START

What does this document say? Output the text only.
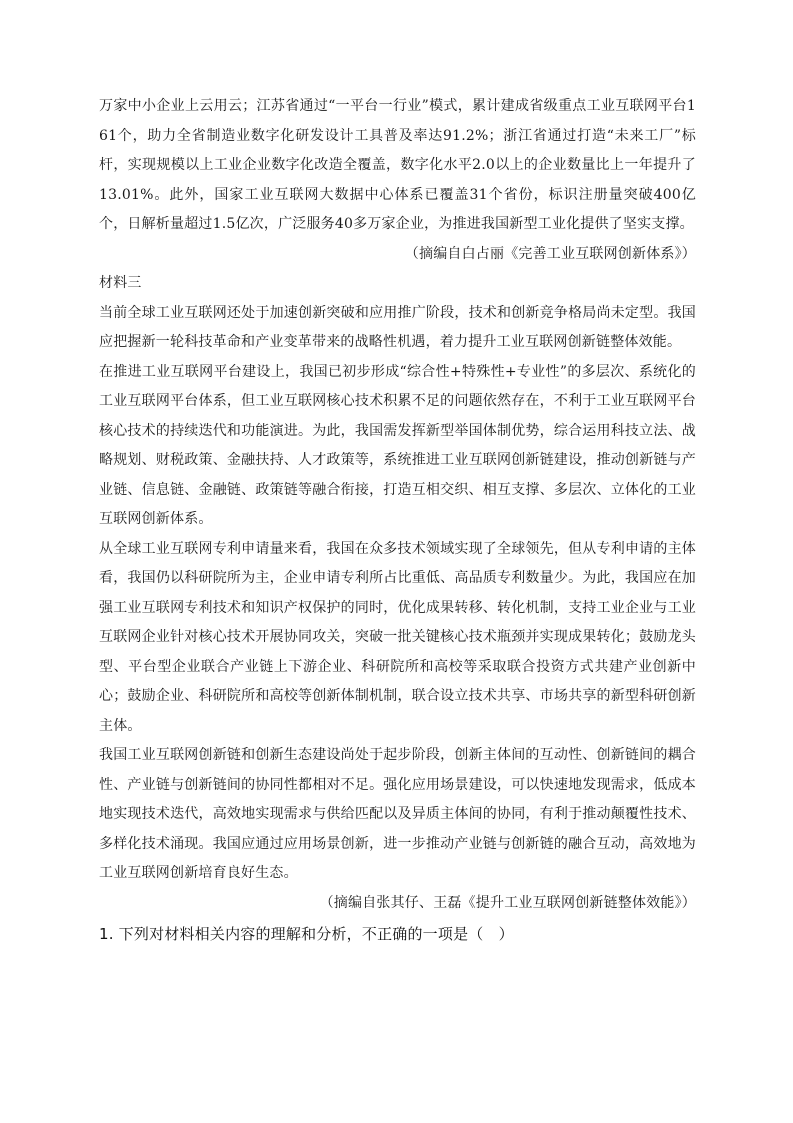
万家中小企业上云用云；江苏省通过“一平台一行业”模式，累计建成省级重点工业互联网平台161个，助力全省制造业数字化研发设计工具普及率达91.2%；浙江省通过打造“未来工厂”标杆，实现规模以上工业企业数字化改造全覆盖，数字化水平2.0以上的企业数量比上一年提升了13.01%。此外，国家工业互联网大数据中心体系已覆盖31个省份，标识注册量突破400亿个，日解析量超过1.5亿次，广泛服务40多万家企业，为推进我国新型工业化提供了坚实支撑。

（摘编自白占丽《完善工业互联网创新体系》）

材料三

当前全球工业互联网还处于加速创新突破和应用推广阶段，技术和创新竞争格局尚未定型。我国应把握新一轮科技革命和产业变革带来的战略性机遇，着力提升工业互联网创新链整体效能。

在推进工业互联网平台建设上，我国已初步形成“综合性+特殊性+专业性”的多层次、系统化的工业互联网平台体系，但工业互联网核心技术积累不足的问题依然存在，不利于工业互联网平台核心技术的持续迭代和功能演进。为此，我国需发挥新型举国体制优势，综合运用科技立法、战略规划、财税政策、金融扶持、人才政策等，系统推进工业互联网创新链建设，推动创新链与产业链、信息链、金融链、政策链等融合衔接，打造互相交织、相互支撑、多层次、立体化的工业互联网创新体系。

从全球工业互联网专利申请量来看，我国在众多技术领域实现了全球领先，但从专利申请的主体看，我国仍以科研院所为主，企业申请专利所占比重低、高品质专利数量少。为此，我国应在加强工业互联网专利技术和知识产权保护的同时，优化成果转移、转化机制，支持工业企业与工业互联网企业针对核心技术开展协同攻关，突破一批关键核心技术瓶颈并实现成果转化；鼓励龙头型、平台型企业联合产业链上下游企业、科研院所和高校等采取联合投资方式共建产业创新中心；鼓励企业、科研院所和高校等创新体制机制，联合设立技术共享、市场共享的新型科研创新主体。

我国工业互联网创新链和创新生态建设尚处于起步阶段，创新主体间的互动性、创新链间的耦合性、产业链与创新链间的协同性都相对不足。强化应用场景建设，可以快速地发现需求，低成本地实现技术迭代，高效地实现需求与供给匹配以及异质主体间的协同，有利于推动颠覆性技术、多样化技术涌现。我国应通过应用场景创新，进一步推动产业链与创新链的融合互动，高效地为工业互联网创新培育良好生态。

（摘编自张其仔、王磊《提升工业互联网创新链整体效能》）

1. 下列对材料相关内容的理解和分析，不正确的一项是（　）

END
START

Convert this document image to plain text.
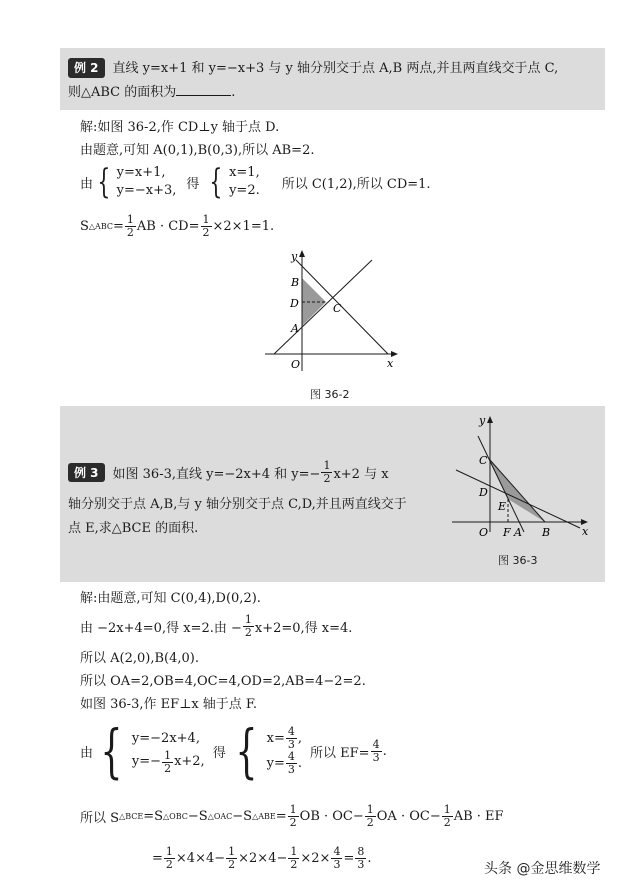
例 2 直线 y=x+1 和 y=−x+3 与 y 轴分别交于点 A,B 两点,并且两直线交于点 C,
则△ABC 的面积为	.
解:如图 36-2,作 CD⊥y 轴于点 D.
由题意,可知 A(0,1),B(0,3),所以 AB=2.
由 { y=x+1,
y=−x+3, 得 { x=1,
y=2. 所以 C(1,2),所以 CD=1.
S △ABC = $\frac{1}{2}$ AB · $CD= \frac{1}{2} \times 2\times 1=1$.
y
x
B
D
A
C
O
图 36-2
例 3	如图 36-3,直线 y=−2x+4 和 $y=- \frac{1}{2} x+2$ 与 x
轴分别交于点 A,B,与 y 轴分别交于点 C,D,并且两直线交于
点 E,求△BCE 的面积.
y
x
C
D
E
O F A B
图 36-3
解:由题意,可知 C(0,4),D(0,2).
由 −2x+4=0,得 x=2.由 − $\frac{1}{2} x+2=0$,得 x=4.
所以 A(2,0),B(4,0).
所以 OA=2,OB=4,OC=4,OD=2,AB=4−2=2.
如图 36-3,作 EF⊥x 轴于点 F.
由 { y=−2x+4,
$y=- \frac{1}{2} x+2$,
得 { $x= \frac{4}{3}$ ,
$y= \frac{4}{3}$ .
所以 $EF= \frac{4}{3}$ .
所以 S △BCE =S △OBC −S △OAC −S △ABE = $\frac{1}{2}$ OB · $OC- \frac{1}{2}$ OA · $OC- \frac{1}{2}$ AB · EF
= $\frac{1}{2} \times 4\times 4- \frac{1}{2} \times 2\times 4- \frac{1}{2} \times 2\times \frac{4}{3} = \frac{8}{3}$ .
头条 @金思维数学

END
START

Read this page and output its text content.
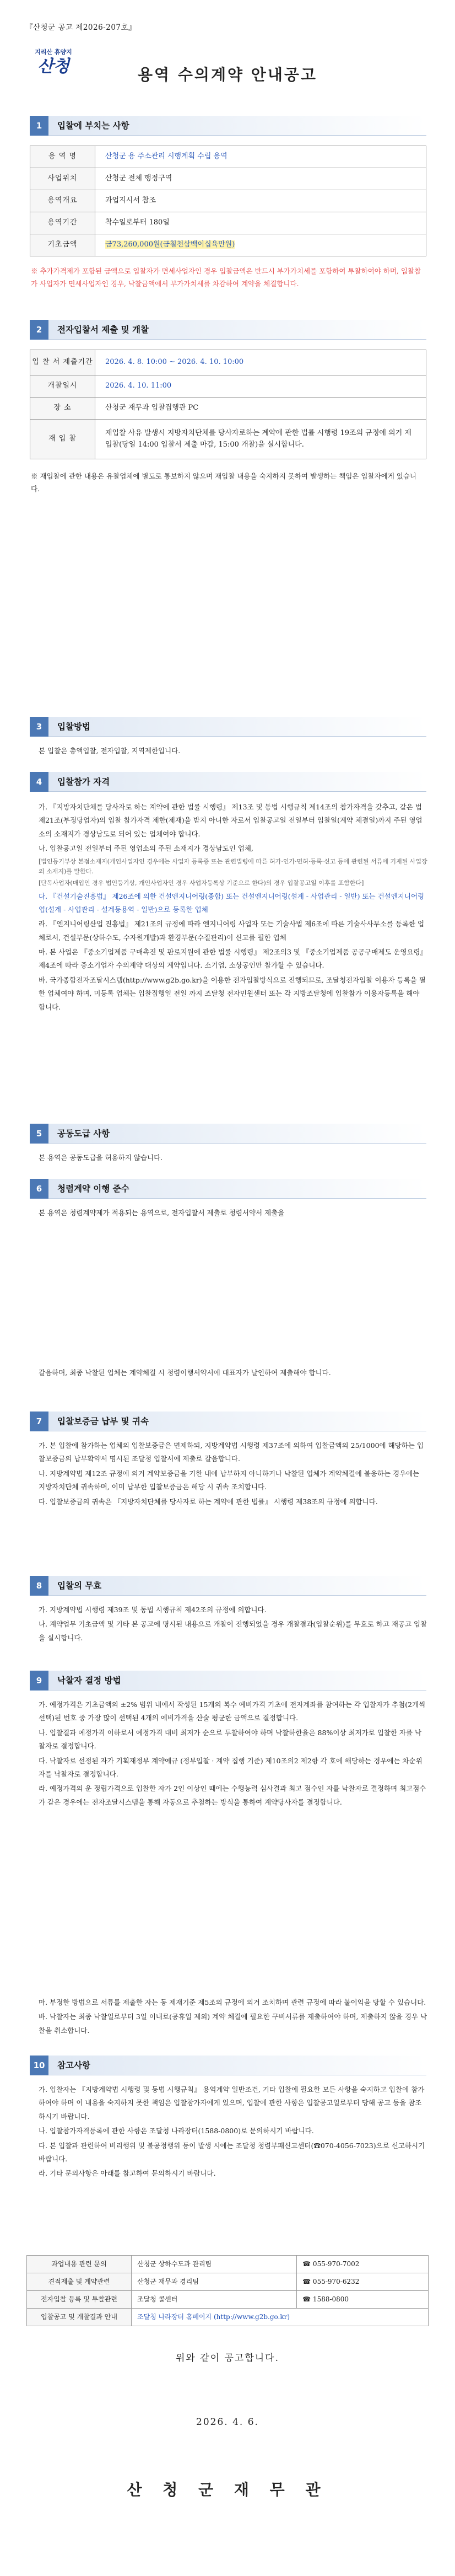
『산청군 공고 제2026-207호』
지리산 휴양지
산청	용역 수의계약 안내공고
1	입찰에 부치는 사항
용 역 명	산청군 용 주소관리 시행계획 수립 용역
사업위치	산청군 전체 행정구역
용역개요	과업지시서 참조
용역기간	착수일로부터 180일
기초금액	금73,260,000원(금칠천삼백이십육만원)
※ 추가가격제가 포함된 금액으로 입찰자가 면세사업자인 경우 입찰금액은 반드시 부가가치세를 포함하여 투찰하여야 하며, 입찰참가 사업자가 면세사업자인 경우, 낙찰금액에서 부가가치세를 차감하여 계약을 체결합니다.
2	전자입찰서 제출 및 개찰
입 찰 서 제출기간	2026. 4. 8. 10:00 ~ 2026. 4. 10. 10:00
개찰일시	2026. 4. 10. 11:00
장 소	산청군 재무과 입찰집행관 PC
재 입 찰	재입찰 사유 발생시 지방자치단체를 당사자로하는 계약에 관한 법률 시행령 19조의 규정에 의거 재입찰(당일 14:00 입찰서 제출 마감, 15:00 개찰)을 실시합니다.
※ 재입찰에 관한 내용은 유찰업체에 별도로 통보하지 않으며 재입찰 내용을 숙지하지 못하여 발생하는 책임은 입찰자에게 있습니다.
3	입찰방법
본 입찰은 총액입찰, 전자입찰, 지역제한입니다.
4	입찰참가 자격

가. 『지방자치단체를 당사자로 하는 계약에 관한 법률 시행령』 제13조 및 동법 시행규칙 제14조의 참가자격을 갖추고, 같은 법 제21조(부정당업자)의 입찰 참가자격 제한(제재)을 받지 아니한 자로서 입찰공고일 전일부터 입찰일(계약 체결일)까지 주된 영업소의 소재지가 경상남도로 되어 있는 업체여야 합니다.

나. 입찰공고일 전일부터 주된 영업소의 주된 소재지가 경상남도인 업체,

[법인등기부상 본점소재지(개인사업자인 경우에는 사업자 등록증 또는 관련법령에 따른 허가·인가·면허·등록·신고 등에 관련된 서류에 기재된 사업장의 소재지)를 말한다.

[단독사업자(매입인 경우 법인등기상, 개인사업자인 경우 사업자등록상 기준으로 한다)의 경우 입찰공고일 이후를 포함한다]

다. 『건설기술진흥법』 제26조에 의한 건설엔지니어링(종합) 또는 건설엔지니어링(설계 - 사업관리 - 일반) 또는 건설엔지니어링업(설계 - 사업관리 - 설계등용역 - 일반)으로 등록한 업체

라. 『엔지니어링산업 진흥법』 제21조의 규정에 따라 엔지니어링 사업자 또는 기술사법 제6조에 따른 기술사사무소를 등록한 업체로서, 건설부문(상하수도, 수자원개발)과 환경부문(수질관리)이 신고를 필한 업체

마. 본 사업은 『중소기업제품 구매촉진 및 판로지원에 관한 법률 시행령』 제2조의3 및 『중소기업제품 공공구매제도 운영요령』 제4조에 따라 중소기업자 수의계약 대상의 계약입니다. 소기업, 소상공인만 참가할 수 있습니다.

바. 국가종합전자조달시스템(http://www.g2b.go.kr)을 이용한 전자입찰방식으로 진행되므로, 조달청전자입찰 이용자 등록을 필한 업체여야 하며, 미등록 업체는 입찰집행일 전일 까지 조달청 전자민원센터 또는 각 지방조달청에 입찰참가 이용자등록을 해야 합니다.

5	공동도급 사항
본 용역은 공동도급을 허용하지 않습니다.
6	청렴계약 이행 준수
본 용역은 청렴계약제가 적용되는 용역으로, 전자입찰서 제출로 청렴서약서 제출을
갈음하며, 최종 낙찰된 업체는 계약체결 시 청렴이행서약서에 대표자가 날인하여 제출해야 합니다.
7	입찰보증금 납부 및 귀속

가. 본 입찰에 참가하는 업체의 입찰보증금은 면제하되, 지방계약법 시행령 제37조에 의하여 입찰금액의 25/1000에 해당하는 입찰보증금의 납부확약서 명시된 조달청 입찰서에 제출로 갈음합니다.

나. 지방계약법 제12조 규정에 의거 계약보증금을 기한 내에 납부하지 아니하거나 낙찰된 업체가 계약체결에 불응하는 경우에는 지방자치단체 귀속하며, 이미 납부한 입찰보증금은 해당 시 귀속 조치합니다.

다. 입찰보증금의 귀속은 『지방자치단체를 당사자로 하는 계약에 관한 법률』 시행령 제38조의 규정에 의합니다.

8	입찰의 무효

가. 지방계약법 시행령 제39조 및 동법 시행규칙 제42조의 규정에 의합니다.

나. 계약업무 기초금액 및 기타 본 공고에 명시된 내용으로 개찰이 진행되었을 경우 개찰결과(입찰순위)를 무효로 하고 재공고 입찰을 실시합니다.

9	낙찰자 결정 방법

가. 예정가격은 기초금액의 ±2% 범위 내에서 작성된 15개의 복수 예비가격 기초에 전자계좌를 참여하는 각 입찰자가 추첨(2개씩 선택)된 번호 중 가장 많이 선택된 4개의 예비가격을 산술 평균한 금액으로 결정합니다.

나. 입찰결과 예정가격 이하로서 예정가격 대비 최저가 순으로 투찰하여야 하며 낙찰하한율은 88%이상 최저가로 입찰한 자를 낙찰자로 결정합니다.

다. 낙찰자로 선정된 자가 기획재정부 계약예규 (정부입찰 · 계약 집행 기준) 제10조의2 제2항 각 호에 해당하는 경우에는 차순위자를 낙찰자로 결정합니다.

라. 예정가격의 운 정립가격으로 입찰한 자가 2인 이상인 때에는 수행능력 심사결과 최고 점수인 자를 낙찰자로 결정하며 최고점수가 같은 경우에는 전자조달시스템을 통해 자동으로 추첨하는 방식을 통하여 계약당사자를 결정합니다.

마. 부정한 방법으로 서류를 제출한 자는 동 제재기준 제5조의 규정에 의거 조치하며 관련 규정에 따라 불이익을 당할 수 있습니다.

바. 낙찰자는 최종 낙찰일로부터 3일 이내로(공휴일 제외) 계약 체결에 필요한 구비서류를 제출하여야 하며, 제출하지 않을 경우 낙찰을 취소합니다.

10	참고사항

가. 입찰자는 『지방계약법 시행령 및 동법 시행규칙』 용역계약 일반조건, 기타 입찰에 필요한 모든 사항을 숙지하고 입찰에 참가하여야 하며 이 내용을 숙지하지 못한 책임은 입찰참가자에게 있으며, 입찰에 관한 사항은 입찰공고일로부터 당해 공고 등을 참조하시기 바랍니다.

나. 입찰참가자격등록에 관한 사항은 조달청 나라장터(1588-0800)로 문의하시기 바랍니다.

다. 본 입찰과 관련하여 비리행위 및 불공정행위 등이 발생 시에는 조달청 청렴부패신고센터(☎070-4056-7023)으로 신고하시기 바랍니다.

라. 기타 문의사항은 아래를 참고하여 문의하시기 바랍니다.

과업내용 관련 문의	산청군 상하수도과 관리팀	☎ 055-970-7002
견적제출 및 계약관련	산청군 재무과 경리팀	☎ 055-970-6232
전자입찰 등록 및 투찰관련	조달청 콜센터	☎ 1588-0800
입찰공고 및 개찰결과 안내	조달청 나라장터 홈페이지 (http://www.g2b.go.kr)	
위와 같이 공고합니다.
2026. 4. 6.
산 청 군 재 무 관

END

_GOAL_:
Determine how many lines in the listing above hold the string "숙지하지", then write only the number.

_THE RESPONSE_:
2